> [Short task] Make an exact copy of all the entries, with the pictures left out.

------ Given data

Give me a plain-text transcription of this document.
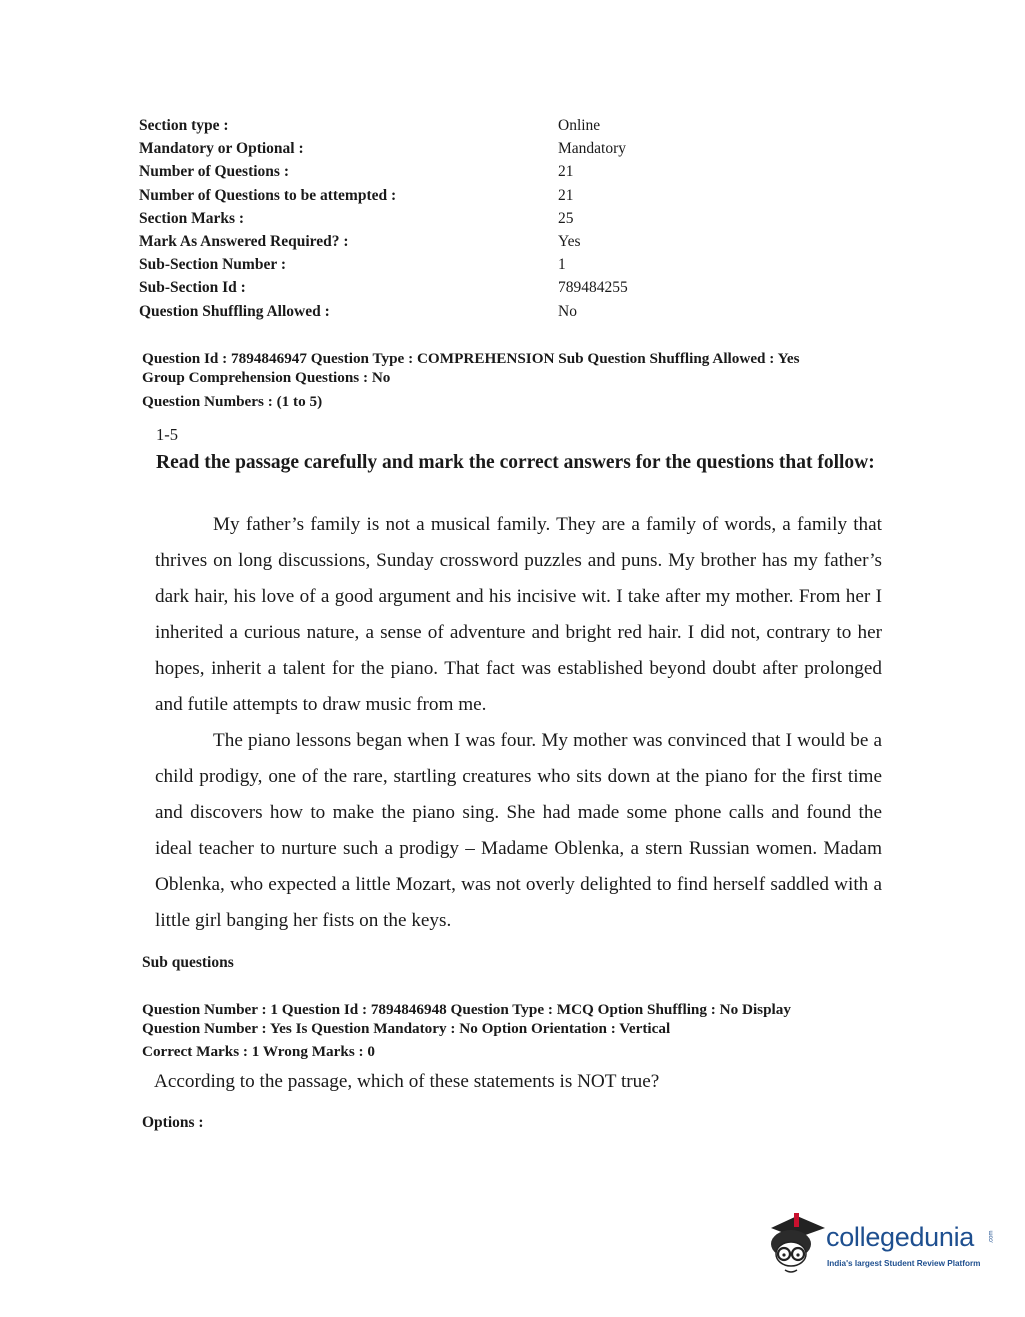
Section type :	Online
Mandatory or Optional :	Mandatory
Number of Questions :	21
Number of Questions to be attempted :	21
Section Marks :	25
Mark As Answered Required? :	Yes
Sub-Section Number :	1
Sub-Section Id :	789484255
Question Shuffling Allowed :	No
Question Id : 7894846947 Question Type : COMPREHENSION Sub Question Shuffling Allowed : Yes
Group Comprehension Questions : No
Question Numbers : (1 to 5)
1-5
Read the passage carefully and mark the correct answers for the questions that follow:

My father’s family is not a musical family. They are a family of words, a family that thrives on long discussions, Sunday crossword puzzles and puns. My brother has my father’s dark hair, his love of a good argument and his incisive wit. I take after my mother. From her I inherited a curious nature, a sense of adventure and bright red hair. I did not, contrary to her hopes, inherit a talent for the piano. That fact was established beyond doubt after prolonged and futile attempts to draw music from me.

The piano lessons began when I was four. My mother was convinced that I would be a child prodigy, one of the rare, startling creatures who sits down at the piano for the first time and discovers how to make the piano sing. She had made some phone calls and found the ideal teacher to nurture such a prodigy – Madame Oblenka, a stern Russian women. Madam Oblenka, who expected a little Mozart, was not overly delighted to find herself saddled with a little girl banging her fists on the keys.

Sub questions
Question Number : 1 Question Id : 7894846948 Question Type : MCQ Option Shuffling : No Display
Question Number : Yes Is Question Mandatory : No Option Orientation : Vertical
Correct Marks : 1 Wrong Marks : 0
According to the passage, which of these statements is NOT true?
Options :
collegedunia .com
India's largest Student Review Platform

------------

> [Result for this task]
Give me a plain-text transcription of this document.
Section type :	Online
Mandatory or Optional :	Mandatory
Number of Questions :	21
Number of Questions to be attempted :	21
Section Marks :	25
Mark As Answered Required? :	Yes
Sub-Section Number :	1
Sub-Section Id :	789484255
Question Shuffling Allowed :	No
Question Id : 7894846947 Question Type : COMPREHENSION Sub Question Shuffling Allowed : Yes
Group Comprehension Questions : No
Question Numbers : (1 to 5)
1-5
Read the passage carefully and mark the correct answers for the questions that follow:

My father’s family is not a musical family. They are a family of words, a family that thrives on long discussions, Sunday crossword puzzles and puns. My brother has my father’s dark hair, his love of a good argument and his incisive wit. I take after my mother. From her I inherited a curious nature, a sense of adventure and bright red hair. I did not, contrary to her hopes, inherit a talent for the piano. That fact was established beyond doubt after prolonged and futile attempts to draw music from me.

The piano lessons began when I was four. My mother was convinced that I would be a child prodigy, one of the rare, startling creatures who sits down at the piano for the first time and discovers how to make the piano sing. She had made some phone calls and found the ideal teacher to nurture such a prodigy – Madame Oblenka, a stern Russian women. Madam Oblenka, who expected a little Mozart, was not overly delighted to find herself saddled with a little girl banging her fists on the keys.

Sub questions
Question Number : 1 Question Id : 7894846948 Question Type : MCQ Option Shuffling : No Display
Question Number : Yes Is Question Mandatory : No Option Orientation : Vertical
Correct Marks : 1 Wrong Marks : 0
According to the passage, which of these statements is NOT true?
Options :
collegedunia .com
India's largest Student Review Platform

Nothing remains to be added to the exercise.